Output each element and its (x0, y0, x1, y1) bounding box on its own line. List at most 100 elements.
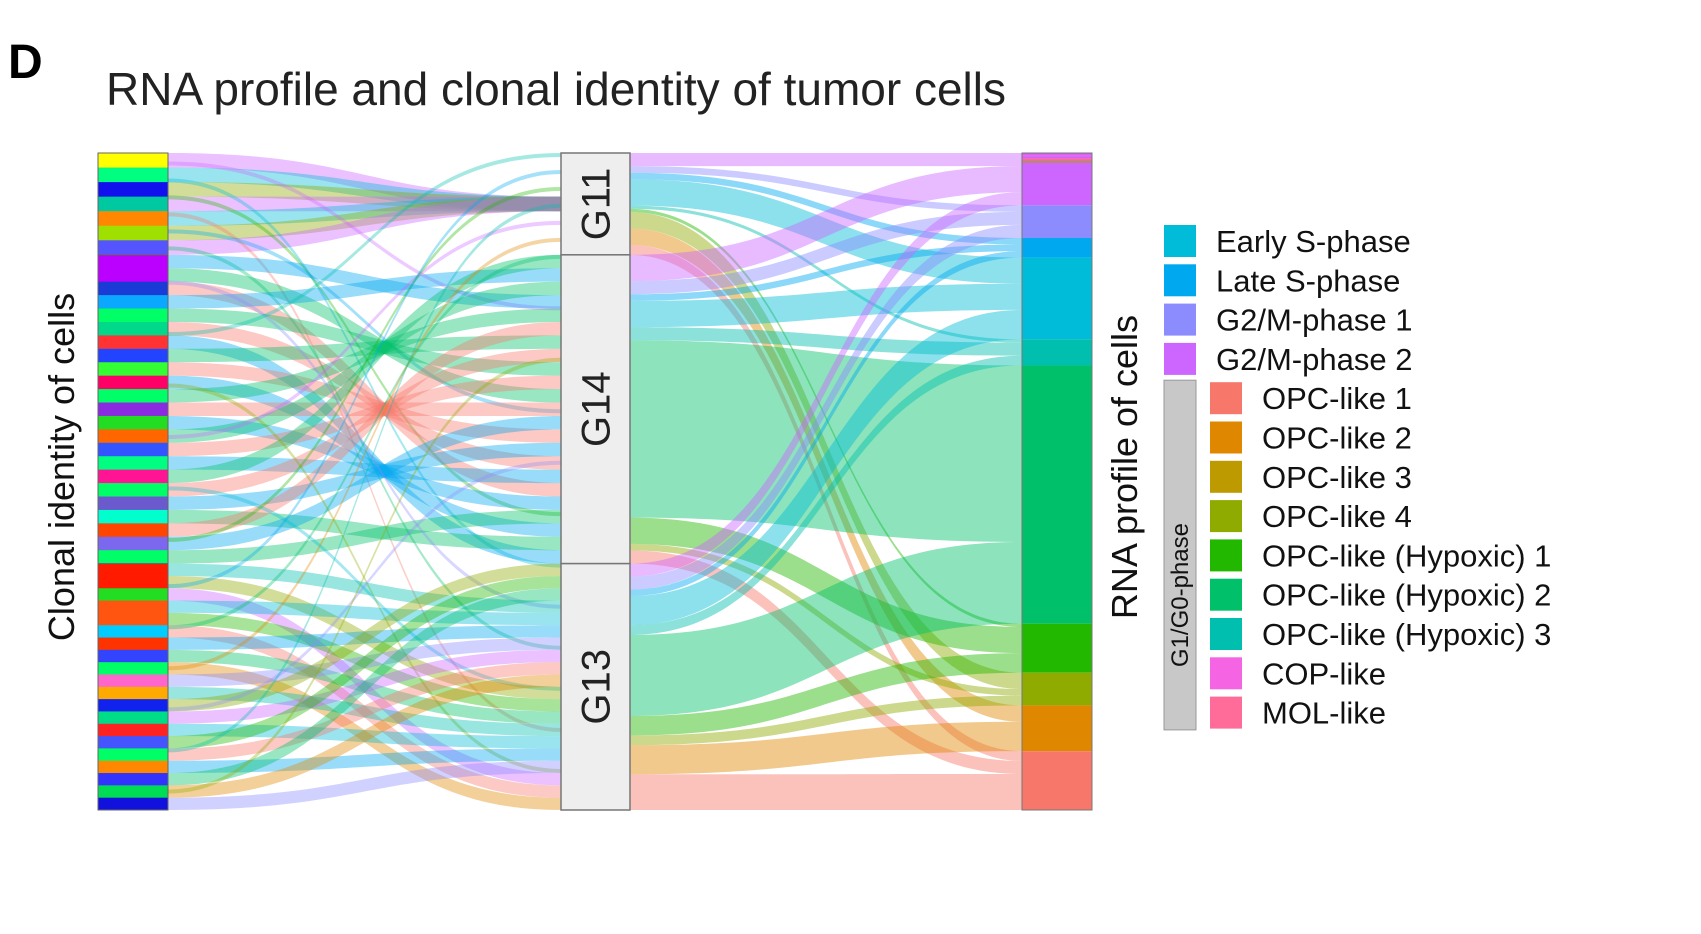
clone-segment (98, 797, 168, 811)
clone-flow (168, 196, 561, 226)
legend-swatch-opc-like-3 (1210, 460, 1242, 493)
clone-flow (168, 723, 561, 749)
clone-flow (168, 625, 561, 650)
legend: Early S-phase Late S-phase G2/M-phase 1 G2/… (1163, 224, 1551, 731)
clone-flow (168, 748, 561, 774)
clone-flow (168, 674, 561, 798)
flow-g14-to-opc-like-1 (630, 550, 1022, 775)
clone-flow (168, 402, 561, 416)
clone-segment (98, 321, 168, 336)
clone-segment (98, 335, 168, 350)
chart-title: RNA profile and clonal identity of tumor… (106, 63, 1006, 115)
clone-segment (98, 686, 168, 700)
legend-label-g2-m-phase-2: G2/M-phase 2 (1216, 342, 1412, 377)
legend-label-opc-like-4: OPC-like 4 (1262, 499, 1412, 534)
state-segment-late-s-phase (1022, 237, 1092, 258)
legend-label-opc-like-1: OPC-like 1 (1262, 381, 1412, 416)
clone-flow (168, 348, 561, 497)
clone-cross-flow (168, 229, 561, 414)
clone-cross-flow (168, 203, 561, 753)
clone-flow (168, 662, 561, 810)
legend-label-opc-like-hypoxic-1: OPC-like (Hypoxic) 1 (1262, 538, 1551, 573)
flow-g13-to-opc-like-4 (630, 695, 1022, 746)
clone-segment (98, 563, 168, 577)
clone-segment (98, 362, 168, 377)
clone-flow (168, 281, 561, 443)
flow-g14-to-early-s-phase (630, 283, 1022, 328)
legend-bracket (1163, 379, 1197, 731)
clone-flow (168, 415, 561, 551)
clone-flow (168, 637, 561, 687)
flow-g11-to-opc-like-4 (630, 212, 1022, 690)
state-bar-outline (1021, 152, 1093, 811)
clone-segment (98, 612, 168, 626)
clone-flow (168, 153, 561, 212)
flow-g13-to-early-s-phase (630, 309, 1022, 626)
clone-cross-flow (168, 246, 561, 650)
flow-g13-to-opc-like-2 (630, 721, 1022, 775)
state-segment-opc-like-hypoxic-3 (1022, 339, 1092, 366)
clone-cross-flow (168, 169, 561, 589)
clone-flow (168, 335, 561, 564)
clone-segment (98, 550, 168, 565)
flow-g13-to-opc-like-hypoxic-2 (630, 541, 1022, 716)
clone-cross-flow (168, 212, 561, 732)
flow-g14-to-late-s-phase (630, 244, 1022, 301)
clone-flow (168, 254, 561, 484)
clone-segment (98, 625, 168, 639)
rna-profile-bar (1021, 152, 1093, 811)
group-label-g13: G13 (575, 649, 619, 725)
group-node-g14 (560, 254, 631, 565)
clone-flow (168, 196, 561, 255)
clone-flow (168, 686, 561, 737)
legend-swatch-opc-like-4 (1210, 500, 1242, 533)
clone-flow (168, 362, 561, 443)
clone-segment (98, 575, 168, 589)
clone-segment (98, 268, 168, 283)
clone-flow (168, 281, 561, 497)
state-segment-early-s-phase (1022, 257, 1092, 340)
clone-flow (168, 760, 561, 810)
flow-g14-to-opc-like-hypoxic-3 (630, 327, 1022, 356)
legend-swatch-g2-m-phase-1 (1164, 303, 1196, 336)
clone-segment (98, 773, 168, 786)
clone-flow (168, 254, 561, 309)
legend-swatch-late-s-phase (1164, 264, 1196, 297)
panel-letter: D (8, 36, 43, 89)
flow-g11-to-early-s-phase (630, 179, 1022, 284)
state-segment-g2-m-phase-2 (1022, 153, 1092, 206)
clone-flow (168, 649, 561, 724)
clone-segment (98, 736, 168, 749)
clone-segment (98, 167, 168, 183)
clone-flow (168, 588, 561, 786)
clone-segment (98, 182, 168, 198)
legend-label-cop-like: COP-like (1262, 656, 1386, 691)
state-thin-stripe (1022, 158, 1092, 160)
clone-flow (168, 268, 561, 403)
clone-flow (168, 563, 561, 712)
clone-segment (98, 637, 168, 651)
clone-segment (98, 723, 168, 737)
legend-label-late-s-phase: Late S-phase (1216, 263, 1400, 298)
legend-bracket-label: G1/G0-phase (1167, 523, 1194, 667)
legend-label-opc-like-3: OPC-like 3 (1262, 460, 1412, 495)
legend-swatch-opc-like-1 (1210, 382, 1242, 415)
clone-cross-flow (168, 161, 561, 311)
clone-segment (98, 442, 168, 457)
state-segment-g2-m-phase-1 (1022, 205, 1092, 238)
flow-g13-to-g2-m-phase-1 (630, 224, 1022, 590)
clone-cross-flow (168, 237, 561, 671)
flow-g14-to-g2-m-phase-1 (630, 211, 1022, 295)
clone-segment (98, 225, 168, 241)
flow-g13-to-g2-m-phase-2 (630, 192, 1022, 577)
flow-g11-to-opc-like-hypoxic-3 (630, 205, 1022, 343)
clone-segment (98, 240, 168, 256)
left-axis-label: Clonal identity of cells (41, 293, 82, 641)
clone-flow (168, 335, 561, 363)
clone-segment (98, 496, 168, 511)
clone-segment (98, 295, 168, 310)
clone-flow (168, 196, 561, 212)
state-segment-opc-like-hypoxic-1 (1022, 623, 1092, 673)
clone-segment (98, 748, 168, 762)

------------------------------------------------

Task to carry out: Where in the entries above does the word "cross" appear? Copy each line that has it.

Exercise response:
clone-cross-flow (168, 229, 561, 414)
clone-cross-flow (168, 203, 561, 753)
clone-cross-flow (168, 246, 561, 650)
clone-cross-flow (168, 169, 561, 589)
clone-cross-flow (168, 212, 561, 732)
clone-cross-flow (168, 161, 561, 311)
clone-cross-flow (168, 237, 561, 671)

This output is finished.